#### YOUR OBJECTIVE
Every record must be transcribed in its entirety, apart from the images, which are to be omitted.

#### MATERIAL
•••••

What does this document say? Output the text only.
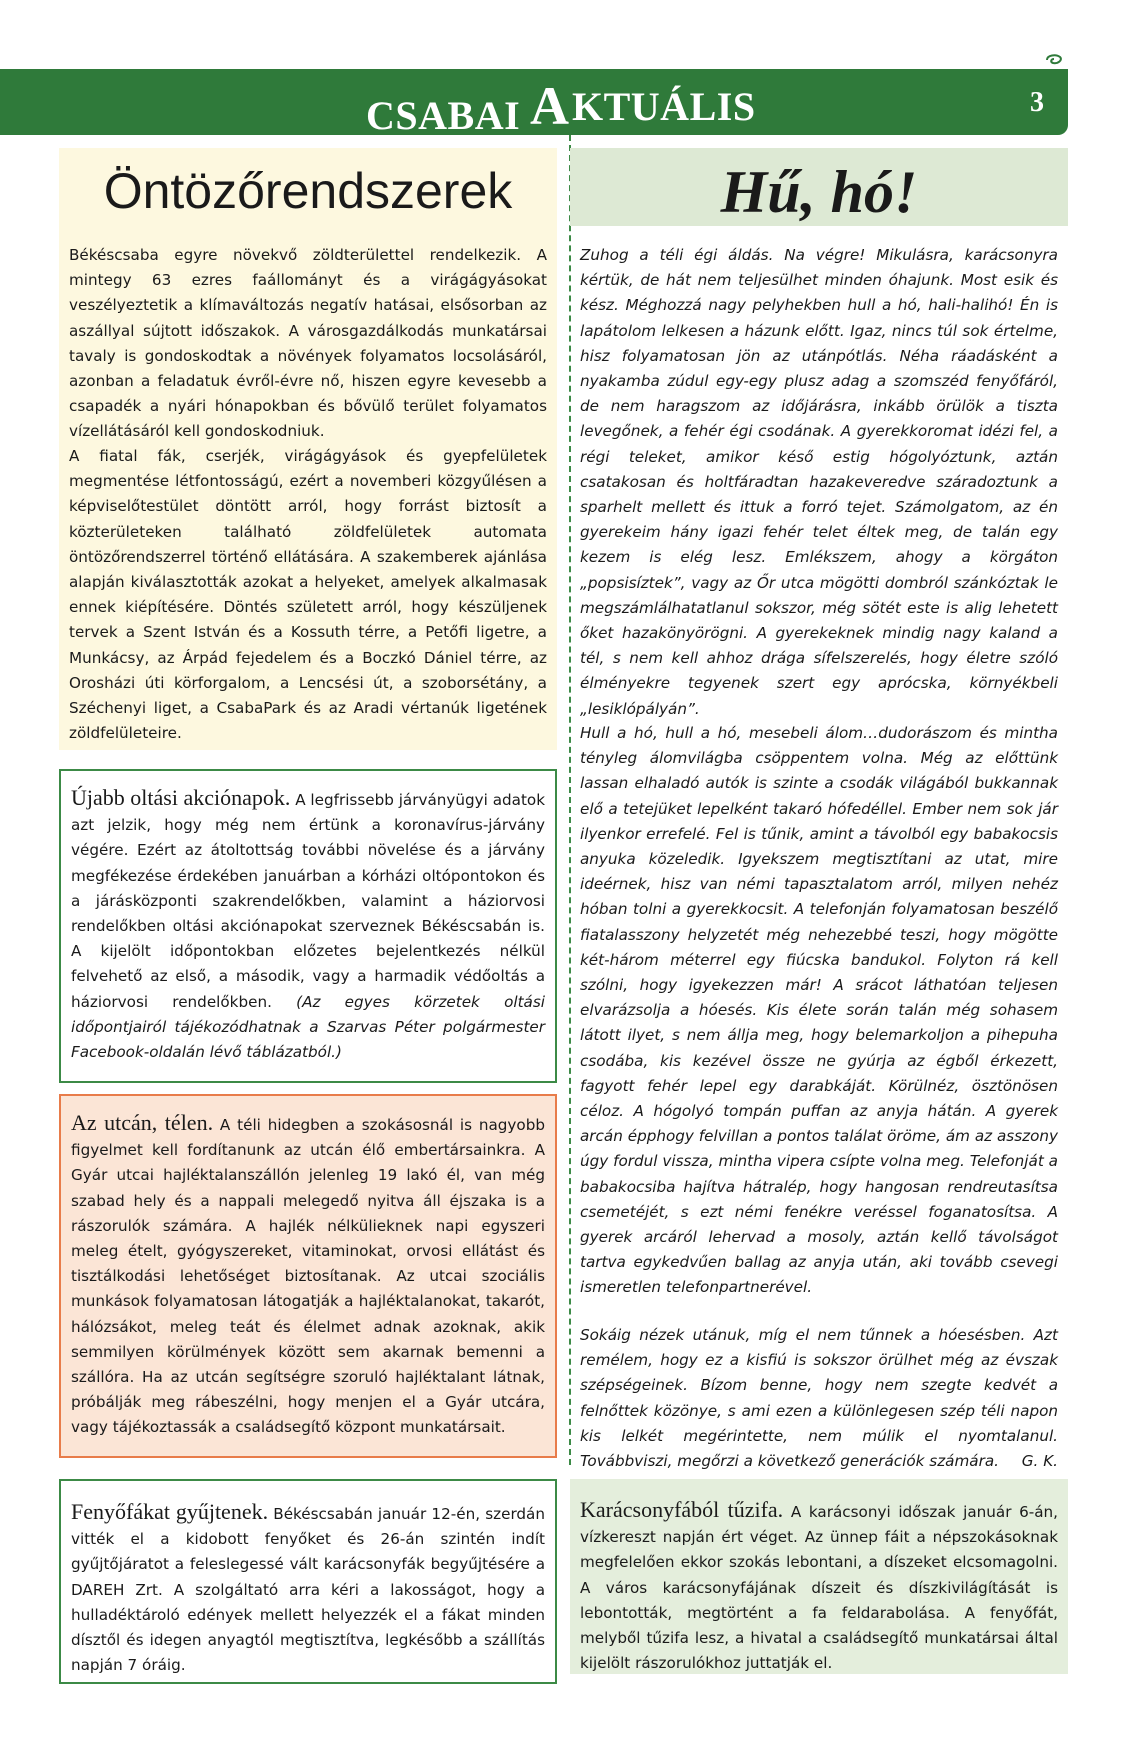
CSABAI A KTUÁLIS	3
Öntözőrendszerek

Békéscsaba egyre növekvő zöldterülettel rendelkezik. A mintegy 63 ezres faállományt és a virágágyásokat veszélyeztetik a klímaváltozás negatív hatásai, elsősorban az aszállyal sújtott időszakok. A városgazdálkodás munkatársai tavaly is gondoskodtak a növények folyamatos locsolásáról, azonban a feladatuk évről-évre nő, hiszen egyre kevesebb a csapadék a nyári hónapokban és bővülő terület folyamatos vízellátásáról kell gondoskodniuk.

A fiatal fák, cserjék, virágágyások és gyepfelületek megmentése létfontosságú, ezért a novemberi közgyűlésen a képviselőtestület döntött arról, hogy forrást biztosít a közterületeken található zöldfelületek automata öntözőrendszerrel történő ellátására. A szakemberek ajánlása alapján kiválasztották azokat a helyeket, amelyek alkalmasak ennek kiépítésére. Döntés született arról, hogy készüljenek tervek a Szent István és a Kossuth térre, a Petőfi ligetre, a Munkácsy, az Árpád fejedelem és a Boczkó Dániel térre, az Orosházi úti körforgalom, a Lencsési út, a szoborsétány, a Széchenyi liget, a CsabaPark és az Aradi vértanúk ligetének zöldfelületeire.

Hű, hó!

Zuhog a téli égi áldás. Na végre! Mikulásra, karácsonyra kértük, de hát nem teljesülhet minden óhajunk. Most esik és kész. Méghozzá nagy pelyhekben hull a hó, hali-halihó! Én is lapátolom lelkesen a házunk előtt. Igaz, nincs túl sok értelme, hisz folyamatosan jön az utánpótlás. Néha ráadásként a nyakamba zúdul egy-egy plusz adag a szomszéd fenyőfáról, de nem haragszom az időjárásra, inkább örülök a tiszta levegőnek, a fehér égi csodának. A gyerekkoromat idézi fel, a régi teleket, amikor késő estig hógolyóztunk, aztán csatakosan és holtfáradtan hazakeveredve száradoztunk a sparhelt mellett és ittuk a forró tejet. Számolgatom, az én gyerekeim hány igazi fehér telet éltek meg, de talán egy kezem is elég lesz. Emlékszem, ahogy a körgáton „popsisíztek”, vagy az Őr utca mögötti dombról szánkóztak le megszámlálhatatlanul sokszor, még sötét este is alig lehetett őket hazakönyörögni. A gyerekeknek mindig nagy kaland a tél, s nem kell ahhoz drága sífelszerelés, hogy életre szóló élményekre tegyenek szert egy aprócska, környékbeli „lesiklópályán”.

Hull a hó, hull a hó, mesebeli álom…dudorászom és mintha tényleg álomvilágba csöppentem volna. Még az előttünk lassan elhaladó autók is szinte a csodák világából bukkannak elő a tetejüket lepelként takaró hófedéllel. Ember nem sok jár ilyenkor errefelé. Fel is tűnik, amint a távolból egy babakocsis anyuka közeledik. Igyekszem megtisztítani az utat, mire ideérnek, hisz van némi tapasztalatom arról, milyen nehéz hóban tolni a gyerekkocsit. A telefonján folyamatosan beszélő fiatalasszony helyzetét még nehezebbé teszi, hogy mögötte két-három méterrel egy fiúcska bandukol. Folyton rá kell szólni, hogy igyekezzen már! A srácot láthatóan teljesen elvarázsolja a hóesés. Kis élete során talán még sohasem látott ilyet, s nem állja meg, hogy belemarkoljon a pihepuha csodába, kis kezével össze ne gyúrja az égből érkezett, fagyott fehér lepel egy darabkáját. Körülnéz, ösztönösen céloz. A hógolyó tompán puffan az anyja hátán. A gyerek arcán épphogy felvillan a pontos találat öröme, ám az asszony úgy fordul vissza, mintha vipera csípte volna meg. Telefonját a babakocsiba hajítva hátralép, hogy hangosan rendreutasítsa csemetéjét, s ezt némi fenékre veréssel foganatosítsa. A gyerek arcáról lehervad a mosoly, aztán kellő távolságot tartva egykedvűen ballag az anyja után, aki tovább csevegi ismeretlen telefonpartnerével.

Sokáig nézek utánuk, míg el nem tűnnek a hóesésben. Azt remélem, hogy ez a kisfiú is sokszor örülhet még az évszak szépségeinek. Bízom benne, hogy nem szegte kedvét a felnőttek közönye, s ami ezen a különlegesen szép téli napon kis lelkét megérintette, nem múlik el nyomtalanul. Továbbviszi, megőrzi a következő generációk számára. G. K.

Újabb oltási akciónapok. A legfrissebb járványügyi adatok azt jelzik, hogy még nem értünk a koronavírus-járvány végére. Ezért az átoltottság további növelése és a járvány megfékezése érdekében januárban a kórházi oltópontokon és a járásközponti szakrendelőkben, valamint a háziorvosi rendelőkben oltási akciónapokat szerveznek Békéscsabán is. A kijelölt időpontokban előzetes bejelentkezés nélkül felvehető az első, a második, vagy a harmadik védőoltás a háziorvosi rendelőkben. (Az egyes körzetek oltási időpontjairól tájékozódhatnak a Szarvas Péter polgármester Facebook-oldalán lévő táblázatból.)

Az utcán, télen. A téli hidegben a szokásosnál is nagyobb figyelmet kell fordítanunk az utcán élő embertársainkra. A Gyár utcai hajléktalanszállón jelenleg 19 lakó él, van még szabad hely és a nappali melegedő nyitva áll éjszaka is a rászorulók számára. A hajlék nélkülieknek napi egyszeri meleg ételt, gyógyszereket, vitaminokat, orvosi ellátást és tisztálkodási lehetőséget biztosítanak. Az utcai szociális munkások folyamatosan látogatják a hajléktalanokat, takarót, hálózsákot, meleg teát és élelmet adnak azoknak, akik semmilyen körülmények között sem akarnak bemenni a szállóra. Ha az utcán segítségre szoruló hajléktalant látnak, próbálják meg rábeszélni, hogy menjen el a Gyár utcára, vagy tájékoztassák a családsegítő központ munkatársait.

Fenyőfákat gyűjtenek. Békéscsabán január 12-én, szerdán vitték el a kidobott fenyőket és 26-án szintén indít gyűjtőjáratot a feleslegessé vált karácsonyfák begyűjtésére a DAREH Zrt. A szolgáltató arra kéri a lakosságot, hogy a hulladéktároló edények mellett helyezzék el a fákat minden dísztől és idegen anyagtól megtisztítva, legkésőbb a szállítás napján 7 óráig.

Karácsonyfából tűzifa. A karácsonyi időszak január 6-án, vízkereszt napján ért véget. Az ünnep fáit a népszokásoknak megfelelően ekkor szokás lebontani, a díszeket elcsomagolni. A város karácsonyfájának díszeit és díszkivilágítását is lebontották, megtörtént a fa feldarabolása. A fenyőfát, melyből tűzifa lesz, a hivatal a családsegítő munkatársai által kijelölt rászorulókhoz juttatják el.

•••••

#### CORRECT ANSWER
What does this document say? Output the text only.
CSABAI A KTUÁLIS	3
Öntözőrendszerek

Békéscsaba egyre növekvő zöldterülettel rendelkezik. A mintegy 63 ezres faállományt és a virágágyásokat veszélyeztetik a klímaváltozás negatív hatásai, elsősorban az aszállyal sújtott időszakok. A városgazdálkodás munkatársai tavaly is gondoskodtak a növények folyamatos locsolásáról, azonban a feladatuk évről-évre nő, hiszen egyre kevesebb a csapadék a nyári hónapokban és bővülő terület folyamatos vízellátásáról kell gondoskodniuk.

A fiatal fák, cserjék, virágágyások és gyepfelületek megmentése létfontosságú, ezért a novemberi közgyűlésen a képviselőtestület döntött arról, hogy forrást biztosít a közterületeken található zöldfelületek automata öntözőrendszerrel történő ellátására. A szakemberek ajánlása alapján kiválasztották azokat a helyeket, amelyek alkalmasak ennek kiépítésére. Döntés született arról, hogy készüljenek tervek a Szent István és a Kossuth térre, a Petőfi ligetre, a Munkácsy, az Árpád fejedelem és a Boczkó Dániel térre, az Orosházi úti körforgalom, a Lencsési út, a szoborsétány, a Széchenyi liget, a CsabaPark és az Aradi vértanúk ligetének zöldfelületeire.

Hű, hó!

Zuhog a téli égi áldás. Na végre! Mikulásra, karácsonyra kértük, de hát nem teljesülhet minden óhajunk. Most esik és kész. Méghozzá nagy pelyhekben hull a hó, hali-halihó! Én is lapátolom lelkesen a házunk előtt. Igaz, nincs túl sok értelme, hisz folyamatosan jön az utánpótlás. Néha ráadásként a nyakamba zúdul egy-egy plusz adag a szomszéd fenyőfáról, de nem haragszom az időjárásra, inkább örülök a tiszta levegőnek, a fehér égi csodának. A gyerekkoromat idézi fel, a régi teleket, amikor késő estig hógolyóztunk, aztán csatakosan és holtfáradtan hazakeveredve száradoztunk a sparhelt mellett és ittuk a forró tejet. Számolgatom, az én gyerekeim hány igazi fehér telet éltek meg, de talán egy kezem is elég lesz. Emlékszem, ahogy a körgáton „popsisíztek”, vagy az Őr utca mögötti dombról szánkóztak le megszámlálhatatlanul sokszor, még sötét este is alig lehetett őket hazakönyörögni. A gyerekeknek mindig nagy kaland a tél, s nem kell ahhoz drága sífelszerelés, hogy életre szóló élményekre tegyenek szert egy aprócska, környékbeli „lesiklópályán”.

Hull a hó, hull a hó, mesebeli álom…dudorászom és mintha tényleg álomvilágba csöppentem volna. Még az előttünk lassan elhaladó autók is szinte a csodák világából bukkannak elő a tetejüket lepelként takaró hófedéllel. Ember nem sok jár ilyenkor errefelé. Fel is tűnik, amint a távolból egy babakocsis anyuka közeledik. Igyekszem megtisztítani az utat, mire ideérnek, hisz van némi tapasztalatom arról, milyen nehéz hóban tolni a gyerekkocsit. A telefonján folyamatosan beszélő fiatalasszony helyzetét még nehezebbé teszi, hogy mögötte két-három méterrel egy fiúcska bandukol. Folyton rá kell szólni, hogy igyekezzen már! A srácot láthatóan teljesen elvarázsolja a hóesés. Kis élete során talán még sohasem látott ilyet, s nem állja meg, hogy belemarkoljon a pihepuha csodába, kis kezével össze ne gyúrja az égből érkezett, fagyott fehér lepel egy darabkáját. Körülnéz, ösztönösen céloz. A hógolyó tompán puffan az anyja hátán. A gyerek arcán épphogy felvillan a pontos találat öröme, ám az asszony úgy fordul vissza, mintha vipera csípte volna meg. Telefonját a babakocsiba hajítva hátralép, hogy hangosan rendreutasítsa csemetéjét, s ezt némi fenékre veréssel foganatosítsa. A gyerek arcáról lehervad a mosoly, aztán kellő távolságot tartva egykedvűen ballag az anyja után, aki tovább csevegi ismeretlen telefonpartnerével.

Sokáig nézek utánuk, míg el nem tűnnek a hóesésben. Azt remélem, hogy ez a kisfiú is sokszor örülhet még az évszak szépségeinek. Bízom benne, hogy nem szegte kedvét a felnőttek közönye, s ami ezen a különlegesen szép téli napon kis lelkét megérintette, nem múlik el nyomtalanul. Továbbviszi, megőrzi a következő generációk számára. G. K.

Újabb oltási akciónapok. A legfrissebb járványügyi adatok azt jelzik, hogy még nem értünk a koronavírus-járvány végére. Ezért az átoltottság további növelése és a járvány megfékezése érdekében januárban a kórházi oltópontokon és a járásközponti szakrendelőkben, valamint a háziorvosi rendelőkben oltási akciónapokat szerveznek Békéscsabán is. A kijelölt időpontokban előzetes bejelentkezés nélkül felvehető az első, a második, vagy a harmadik védőoltás a háziorvosi rendelőkben. (Az egyes körzetek oltási időpontjairól tájékozódhatnak a Szarvas Péter polgármester Facebook-oldalán lévő táblázatból.)

Az utcán, télen. A téli hidegben a szokásosnál is nagyobb figyelmet kell fordítanunk az utcán élő embertársainkra. A Gyár utcai hajléktalanszállón jelenleg 19 lakó él, van még szabad hely és a nappali melegedő nyitva áll éjszaka is a rászorulók számára. A hajlék nélkülieknek napi egyszeri meleg ételt, gyógyszereket, vitaminokat, orvosi ellátást és tisztálkodási lehetőséget biztosítanak. Az utcai szociális munkások folyamatosan látogatják a hajléktalanokat, takarót, hálózsákot, meleg teát és élelmet adnak azoknak, akik semmilyen körülmények között sem akarnak bemenni a szállóra. Ha az utcán segítségre szoruló hajléktalant látnak, próbálják meg rábeszélni, hogy menjen el a Gyár utcára, vagy tájékoztassák a családsegítő központ munkatársait.

Fenyőfákat gyűjtenek. Békéscsabán január 12-én, szerdán vitték el a kidobott fenyőket és 26-án szintén indít gyűjtőjáratot a feleslegessé vált karácsonyfák begyűjtésére a DAREH Zrt. A szolgáltató arra kéri a lakosságot, hogy a hulladéktároló edények mellett helyezzék el a fákat minden dísztől és idegen anyagtól megtisztítva, legkésőbb a szállítás napján 7 óráig.

Karácsonyfából tűzifa. A karácsonyi időszak január 6-án, vízkereszt napján ért véget. Az ünnep fáit a népszokásoknak megfelelően ekkor szokás lebontani, a díszeket elcsomagolni. A város karácsonyfájának díszeit és díszkivilágítását is lebontották, megtörtént a fa feldarabolása. A fenyőfát, melyből tűzifa lesz, a hivatal a családsegítő munkatársai által kijelölt rászorulókhoz juttatják el.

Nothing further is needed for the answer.